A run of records

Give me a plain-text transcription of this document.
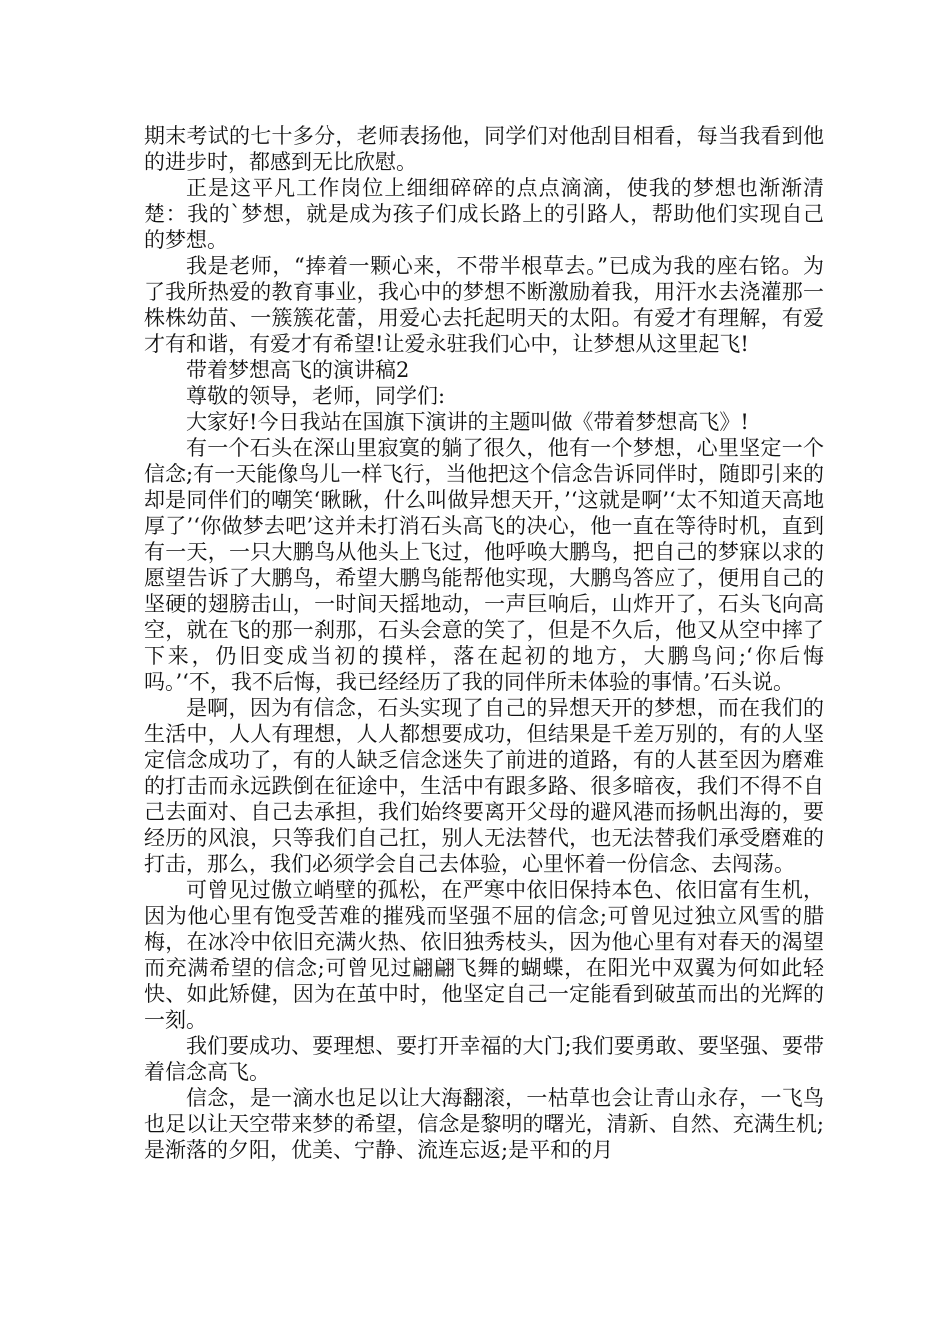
期末考试的七十多分，老师表扬他，同学们对他刮目相看，每当我看到他的进步时，都感到无比欣慰。

正是这平凡工作岗位上细细碎碎的点点滴滴，使我的梦想也渐渐清楚：我的`梦想，就是成为孩子们成长路上的引路人，帮助他们实现自己的梦想。

我是老师，“捧着一颗心来，不带半根草去。”已成为我的座右铭。为了我所热爱的教育事业，我心中的梦想不断激励着我，用汗水去浇灌那一株株幼苗、一簇簇花蕾，用爱心去托起明天的太阳。有爱才有理解，有爱才有和谐，有爱才有希望!让爱永驻我们心中，让梦想从这里起飞!

带着梦想高飞的演讲稿2

尊敬的领导，老师，同学们:

大家好!今日我站在国旗下演讲的主题叫做《带着梦想高飞》!

有一个石头在深山里寂寞的躺了很久，他有一个梦想，心里坚定一个信念;有一天能像鸟儿一样飞行，当他把这个信念告诉同伴时，随即引来的却是同伴们的嘲笑‘瞅瞅，什么叫做异想天开，’‘这就是啊’‘太不知道天高地厚了’‘你做梦去吧’这并未打消石头高飞的决心，他一直在等待时机，直到有一天，一只大鹏鸟从他头上飞过，他呼唤大鹏鸟，把自己的梦寐以求的愿望告诉了大鹏鸟，希望大鹏鸟能帮他实现，大鹏鸟答应了，便用自己的坚硬的翅膀击山，一时间天摇地动，一声巨响后，山炸开了，石头飞向高空，就在飞的那一刹那，石头会意的笑了，但是不久后，他又从空中摔了下来，仍旧变成当初的摸样，落在起初的地方，大鹏鸟问;‘你后悔吗。’‘不，我不后悔，我已经经历了我的同伴所未体验的事情。’石头说。

是啊，因为有信念，石头实现了自己的异想天开的梦想，而在我们的生活中，人人有理想，人人都想要成功，但结果是千差万别的，有的人坚定信念成功了，有的人缺乏信念迷失了前进的道路，有的人甚至因为磨难的打击而永远跌倒在征途中，生活中有跟多路、很多暗夜，我们不得不自己去面对、自己去承担，我们始终要离开父母的避风港而扬帆出海的，要经历的风浪，只等我们自己扛，别人无法替代，也无法替我们承受磨难的打击，那么，我们必须学会自己去体验，心里怀着一份信念、去闯荡。

可曾见过傲立峭壁的孤松，在严寒中依旧保持本色、依旧富有生机，因为他心里有饱受苦难的摧残而坚强不屈的信念;可曾见过独立风雪的腊梅，在冰冷中依旧充满火热、依旧独秀枝头，因为他心里有对春天的渴望而充满希望的信念;可曾见过翩翩飞舞的蝴蝶，在阳光中双翼为何如此轻快、如此矫健，因为在茧中时，他坚定自己一定能看到破茧而出的光辉的一刻。

我们要成功、要理想、要打开幸福的大门;我们要勇敢、要坚强、要带着信念高飞。

信念，是一滴水也足以让大海翻滚，一枯草也会让青山永存，一飞鸟也足以让天空带来梦的希望，信念是黎明的曙光，清新、自然、充满生机;是渐落的夕阳，优美、宁静、流连忘返;是平和的月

— What to produce —
The records above must be transcribed exactly. Pictures are left out of the copy.

— Result —
Give me a plain-text transcription of this document.
期末考试的七十多分，老师表扬他，同学们对他刮目相看，每当我看到他的进步时，都感到无比欣慰。

正是这平凡工作岗位上细细碎碎的点点滴滴，使我的梦想也渐渐清楚：我的`梦想，就是成为孩子们成长路上的引路人，帮助他们实现自己的梦想。

我是老师，“捧着一颗心来，不带半根草去。”已成为我的座右铭。为了我所热爱的教育事业，我心中的梦想不断激励着我，用汗水去浇灌那一株株幼苗、一簇簇花蕾，用爱心去托起明天的太阳。有爱才有理解，有爱才有和谐，有爱才有希望!让爱永驻我们心中，让梦想从这里起飞!

带着梦想高飞的演讲稿2

尊敬的领导，老师，同学们:

大家好!今日我站在国旗下演讲的主题叫做《带着梦想高飞》!

有一个石头在深山里寂寞的躺了很久，他有一个梦想，心里坚定一个信念;有一天能像鸟儿一样飞行，当他把这个信念告诉同伴时，随即引来的却是同伴们的嘲笑‘瞅瞅，什么叫做异想天开，’‘这就是啊’‘太不知道天高地厚了’‘你做梦去吧’这并未打消石头高飞的决心，他一直在等待时机，直到有一天，一只大鹏鸟从他头上飞过，他呼唤大鹏鸟，把自己的梦寐以求的愿望告诉了大鹏鸟，希望大鹏鸟能帮他实现，大鹏鸟答应了，便用自己的坚硬的翅膀击山，一时间天摇地动，一声巨响后，山炸开了，石头飞向高空，就在飞的那一刹那，石头会意的笑了，但是不久后，他又从空中摔了下来，仍旧变成当初的摸样，落在起初的地方，大鹏鸟问;‘你后悔吗。’‘不，我不后悔，我已经经历了我的同伴所未体验的事情。’石头说。

是啊，因为有信念，石头实现了自己的异想天开的梦想，而在我们的生活中，人人有理想，人人都想要成功，但结果是千差万别的，有的人坚定信念成功了，有的人缺乏信念迷失了前进的道路，有的人甚至因为磨难的打击而永远跌倒在征途中，生活中有跟多路、很多暗夜，我们不得不自己去面对、自己去承担，我们始终要离开父母的避风港而扬帆出海的，要经历的风浪，只等我们自己扛，别人无法替代，也无法替我们承受磨难的打击，那么，我们必须学会自己去体验，心里怀着一份信念、去闯荡。

可曾见过傲立峭壁的孤松，在严寒中依旧保持本色、依旧富有生机，因为他心里有饱受苦难的摧残而坚强不屈的信念;可曾见过独立风雪的腊梅，在冰冷中依旧充满火热、依旧独秀枝头，因为他心里有对春天的渴望而充满希望的信念;可曾见过翩翩飞舞的蝴蝶，在阳光中双翼为何如此轻快、如此矫健，因为在茧中时，他坚定自己一定能看到破茧而出的光辉的一刻。

我们要成功、要理想、要打开幸福的大门;我们要勇敢、要坚强、要带着信念高飞。

信念，是一滴水也足以让大海翻滚，一枯草也会让青山永存，一飞鸟也足以让天空带来梦的希望，信念是黎明的曙光，清新、自然、充满生机;是渐落的夕阳，优美、宁静、流连忘返;是平和的月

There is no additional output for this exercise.